» **Text provided**:
┄┄┄┄┄┄┄┄┄┄

With autism, the gut can have increased amounts of diverse species of Clostridia and groups called anaerobes and micro aerobes. Gut symptoms are increased in children with autism and these have altered microbes. One microbe Sutterella was found in this group. Large scale studies with particular microbe replacement with probiotics are just beginning.
There are very few studies involving Schizophrenia. One study showed more lactic-acid bacteria and phage virus associated with this bacteria. Another study showed particular microbes in parents of schizophrenic children. There is not enough research yet for any conclusions.
Twenty percent of those with depression have gut symptoms. A previous post noted a subset of depression associated with immune changes. One group has less functional microglia in the brain. In mice with depressive symptoms, antibiotic minocycline reduces activity of microglia and decreases depression symptoms. Minocycline has also helped some humans with depression. The exact mechanism is not clear. Depression symptoms in mice correlated with less microbe diversity and fecal transplantation helped reduce the symptoms.
Aging decreases gut neuronal function and there are frequent gut symptoms in elderly. There is loss of cholinergic neurons and glial cells in the gut plexus, which contribute to less bowel control. Elderly have different microbes—more Bacteroides and less Firmicutes. They are less diverse and are altered by environments. Those in medical institutions have microbes that are very different than other adults. A probiotic with Lactobacillus rhamnosus caused less inflammation with more short chain fatty acids. While microbes change with age, they are unique in those live past a hundred.
Only recently have studies of gut microbes begun in Alzheimer’s and other neurodegenerative diseases. Those with Parkinson’s have very different microbes—increased Lactobacillaceae and decrease of Prevotellaceae. Those with more tremor have lower Enterobacteraceae than the types with gait instability. They have more E. coli.

┄┄┄┄┄┄┄┄┄┄

» **Data shown**:

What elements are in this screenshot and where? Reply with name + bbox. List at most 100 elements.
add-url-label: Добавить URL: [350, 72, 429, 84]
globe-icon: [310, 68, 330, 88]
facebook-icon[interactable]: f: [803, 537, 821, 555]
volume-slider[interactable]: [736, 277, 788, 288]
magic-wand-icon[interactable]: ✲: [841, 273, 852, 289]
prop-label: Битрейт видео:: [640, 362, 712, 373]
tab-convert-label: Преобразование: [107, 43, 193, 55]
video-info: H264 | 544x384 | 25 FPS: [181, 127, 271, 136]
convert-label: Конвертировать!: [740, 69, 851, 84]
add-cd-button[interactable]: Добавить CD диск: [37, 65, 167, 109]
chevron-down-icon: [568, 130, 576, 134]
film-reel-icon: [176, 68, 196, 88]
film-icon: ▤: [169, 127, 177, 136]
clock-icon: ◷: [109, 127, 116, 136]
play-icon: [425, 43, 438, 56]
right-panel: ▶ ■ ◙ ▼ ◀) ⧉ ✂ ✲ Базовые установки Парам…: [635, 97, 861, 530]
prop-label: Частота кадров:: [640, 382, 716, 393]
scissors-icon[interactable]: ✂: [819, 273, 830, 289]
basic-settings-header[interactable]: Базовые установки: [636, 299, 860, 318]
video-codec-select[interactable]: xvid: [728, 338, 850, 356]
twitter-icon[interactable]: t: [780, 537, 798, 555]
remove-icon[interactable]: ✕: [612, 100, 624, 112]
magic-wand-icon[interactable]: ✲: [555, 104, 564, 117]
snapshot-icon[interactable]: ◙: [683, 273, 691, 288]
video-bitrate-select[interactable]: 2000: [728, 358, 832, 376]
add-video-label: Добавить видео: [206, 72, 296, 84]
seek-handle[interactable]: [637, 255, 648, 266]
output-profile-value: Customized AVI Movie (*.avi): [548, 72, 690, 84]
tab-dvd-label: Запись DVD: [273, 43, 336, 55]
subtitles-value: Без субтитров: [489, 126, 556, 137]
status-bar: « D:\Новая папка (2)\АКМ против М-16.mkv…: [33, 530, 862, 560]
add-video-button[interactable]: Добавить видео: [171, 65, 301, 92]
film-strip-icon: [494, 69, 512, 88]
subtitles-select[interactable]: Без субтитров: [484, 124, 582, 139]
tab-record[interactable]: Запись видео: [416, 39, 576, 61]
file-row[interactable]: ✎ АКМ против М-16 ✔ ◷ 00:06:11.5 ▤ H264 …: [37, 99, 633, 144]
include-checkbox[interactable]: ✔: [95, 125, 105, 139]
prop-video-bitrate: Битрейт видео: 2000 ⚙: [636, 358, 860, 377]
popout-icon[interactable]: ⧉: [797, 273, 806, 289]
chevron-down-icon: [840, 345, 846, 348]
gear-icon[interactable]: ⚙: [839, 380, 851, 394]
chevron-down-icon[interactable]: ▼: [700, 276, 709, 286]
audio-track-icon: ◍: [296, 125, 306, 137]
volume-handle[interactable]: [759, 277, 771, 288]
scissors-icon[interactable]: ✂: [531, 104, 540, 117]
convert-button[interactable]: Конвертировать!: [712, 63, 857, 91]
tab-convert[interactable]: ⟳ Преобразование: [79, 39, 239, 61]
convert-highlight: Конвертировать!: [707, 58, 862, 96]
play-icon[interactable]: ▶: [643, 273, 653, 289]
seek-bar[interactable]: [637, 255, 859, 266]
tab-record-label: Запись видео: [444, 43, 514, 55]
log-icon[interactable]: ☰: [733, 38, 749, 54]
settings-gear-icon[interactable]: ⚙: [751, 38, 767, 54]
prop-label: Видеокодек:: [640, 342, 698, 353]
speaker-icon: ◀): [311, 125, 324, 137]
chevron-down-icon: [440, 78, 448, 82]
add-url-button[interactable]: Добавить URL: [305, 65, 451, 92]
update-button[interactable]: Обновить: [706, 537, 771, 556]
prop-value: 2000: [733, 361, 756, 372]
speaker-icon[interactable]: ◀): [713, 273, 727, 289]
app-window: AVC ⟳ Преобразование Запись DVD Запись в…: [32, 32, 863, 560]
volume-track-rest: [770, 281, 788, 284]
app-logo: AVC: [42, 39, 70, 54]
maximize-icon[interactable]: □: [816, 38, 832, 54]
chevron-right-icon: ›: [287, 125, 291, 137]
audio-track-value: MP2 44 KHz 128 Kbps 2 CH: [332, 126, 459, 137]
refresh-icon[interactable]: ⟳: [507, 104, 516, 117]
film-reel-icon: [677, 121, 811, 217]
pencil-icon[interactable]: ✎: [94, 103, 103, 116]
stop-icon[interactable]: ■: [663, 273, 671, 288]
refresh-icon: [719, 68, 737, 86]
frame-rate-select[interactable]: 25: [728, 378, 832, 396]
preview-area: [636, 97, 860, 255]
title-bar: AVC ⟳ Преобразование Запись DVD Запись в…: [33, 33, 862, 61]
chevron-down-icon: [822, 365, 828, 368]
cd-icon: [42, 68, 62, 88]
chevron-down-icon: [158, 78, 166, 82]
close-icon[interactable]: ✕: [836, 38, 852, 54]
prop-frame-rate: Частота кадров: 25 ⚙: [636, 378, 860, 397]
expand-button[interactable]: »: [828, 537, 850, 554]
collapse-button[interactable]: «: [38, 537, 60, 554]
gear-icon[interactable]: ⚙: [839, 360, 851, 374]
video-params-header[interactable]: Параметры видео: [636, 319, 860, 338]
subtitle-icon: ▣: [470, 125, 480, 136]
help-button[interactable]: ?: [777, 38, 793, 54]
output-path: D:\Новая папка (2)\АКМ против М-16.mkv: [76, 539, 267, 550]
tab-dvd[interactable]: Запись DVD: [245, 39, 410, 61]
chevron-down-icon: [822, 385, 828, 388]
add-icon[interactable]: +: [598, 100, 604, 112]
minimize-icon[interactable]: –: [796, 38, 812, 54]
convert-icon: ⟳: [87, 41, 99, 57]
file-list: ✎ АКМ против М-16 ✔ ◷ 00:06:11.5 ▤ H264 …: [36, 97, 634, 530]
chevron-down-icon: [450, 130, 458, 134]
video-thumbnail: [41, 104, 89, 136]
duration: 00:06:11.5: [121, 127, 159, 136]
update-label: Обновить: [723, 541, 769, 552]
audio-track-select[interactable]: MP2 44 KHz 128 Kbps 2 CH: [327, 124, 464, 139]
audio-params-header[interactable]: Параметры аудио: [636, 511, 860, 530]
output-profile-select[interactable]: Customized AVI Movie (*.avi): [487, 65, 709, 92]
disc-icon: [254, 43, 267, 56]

┄┄┄┄┄┄┄┄┄┄

» **Action item**: Reproduce word for word the part of the gut microbe text above that opens with the words containing "Twenty percent of" and closes with "reduce the symptoms.".

» **Completed task**:
Twenty percent of those with depression have gut symptoms. A previous post noted a subset of depression associated with immune changes. One group has less functional microglia in the brain. In mice with depressive symptoms, antibiotic minocycline reduces activity of microglia and decreases depression symptoms. Minocycline has also helped some humans with depression. The exact mechanism is not clear. Depression symptoms in mice correlated with less microbe diversity and fecal transplantation helped reduce the symptoms.